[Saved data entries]
──────────

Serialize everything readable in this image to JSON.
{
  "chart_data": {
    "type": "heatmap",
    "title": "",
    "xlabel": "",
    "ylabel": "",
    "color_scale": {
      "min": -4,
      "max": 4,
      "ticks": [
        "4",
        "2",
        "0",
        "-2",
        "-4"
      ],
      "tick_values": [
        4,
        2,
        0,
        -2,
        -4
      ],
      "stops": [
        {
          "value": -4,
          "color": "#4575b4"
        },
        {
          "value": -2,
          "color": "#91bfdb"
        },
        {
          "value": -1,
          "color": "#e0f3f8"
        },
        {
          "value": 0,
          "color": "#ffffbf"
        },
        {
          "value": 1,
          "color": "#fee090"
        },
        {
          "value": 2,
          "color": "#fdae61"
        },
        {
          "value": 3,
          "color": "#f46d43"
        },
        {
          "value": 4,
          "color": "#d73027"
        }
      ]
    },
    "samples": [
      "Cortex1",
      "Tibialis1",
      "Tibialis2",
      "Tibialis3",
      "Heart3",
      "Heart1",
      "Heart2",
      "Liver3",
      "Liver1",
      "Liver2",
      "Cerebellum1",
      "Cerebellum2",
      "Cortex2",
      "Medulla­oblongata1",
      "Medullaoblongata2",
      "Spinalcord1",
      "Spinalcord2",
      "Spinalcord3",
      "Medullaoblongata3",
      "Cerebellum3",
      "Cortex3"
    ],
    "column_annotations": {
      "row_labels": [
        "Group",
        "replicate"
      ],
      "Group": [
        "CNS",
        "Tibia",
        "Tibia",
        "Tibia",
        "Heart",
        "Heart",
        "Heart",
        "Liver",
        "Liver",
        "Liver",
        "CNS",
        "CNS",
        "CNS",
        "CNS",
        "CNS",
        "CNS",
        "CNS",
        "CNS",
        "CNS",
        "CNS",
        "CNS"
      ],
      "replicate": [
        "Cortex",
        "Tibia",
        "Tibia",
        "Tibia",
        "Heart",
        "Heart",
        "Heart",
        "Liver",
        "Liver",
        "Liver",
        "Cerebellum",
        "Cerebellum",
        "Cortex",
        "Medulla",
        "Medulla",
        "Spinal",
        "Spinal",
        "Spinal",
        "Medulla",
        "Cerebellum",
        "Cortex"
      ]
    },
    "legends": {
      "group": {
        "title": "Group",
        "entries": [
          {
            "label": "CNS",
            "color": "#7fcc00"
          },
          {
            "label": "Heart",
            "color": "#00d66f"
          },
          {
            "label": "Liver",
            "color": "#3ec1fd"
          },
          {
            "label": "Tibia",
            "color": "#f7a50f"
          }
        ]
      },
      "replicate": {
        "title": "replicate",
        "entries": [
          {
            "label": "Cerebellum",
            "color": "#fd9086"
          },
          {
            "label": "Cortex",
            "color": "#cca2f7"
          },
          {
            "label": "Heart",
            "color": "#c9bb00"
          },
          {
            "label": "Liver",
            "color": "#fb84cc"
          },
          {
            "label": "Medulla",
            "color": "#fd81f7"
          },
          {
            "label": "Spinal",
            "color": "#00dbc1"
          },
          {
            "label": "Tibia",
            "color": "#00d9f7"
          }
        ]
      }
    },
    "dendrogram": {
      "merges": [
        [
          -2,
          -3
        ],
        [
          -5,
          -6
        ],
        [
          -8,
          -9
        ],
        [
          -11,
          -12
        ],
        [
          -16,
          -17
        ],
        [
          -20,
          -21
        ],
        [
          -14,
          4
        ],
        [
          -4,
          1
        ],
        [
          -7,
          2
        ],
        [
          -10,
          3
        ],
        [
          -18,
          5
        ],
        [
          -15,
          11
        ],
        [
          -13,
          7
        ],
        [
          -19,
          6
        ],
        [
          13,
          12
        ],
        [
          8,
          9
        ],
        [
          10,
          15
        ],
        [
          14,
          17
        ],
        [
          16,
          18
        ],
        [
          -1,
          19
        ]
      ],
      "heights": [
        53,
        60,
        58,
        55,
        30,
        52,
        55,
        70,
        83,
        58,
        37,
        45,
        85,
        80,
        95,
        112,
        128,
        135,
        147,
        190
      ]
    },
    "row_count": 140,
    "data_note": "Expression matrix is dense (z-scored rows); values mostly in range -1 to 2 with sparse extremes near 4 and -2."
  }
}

──────────

**YOUR OBJECTIVE**
Pull every line containing the word "replicate" out of the material and copy it.

**FINISHED TASK**
        "replicate"
      "replicate": [
      "replicate": {
        "title": "replicate",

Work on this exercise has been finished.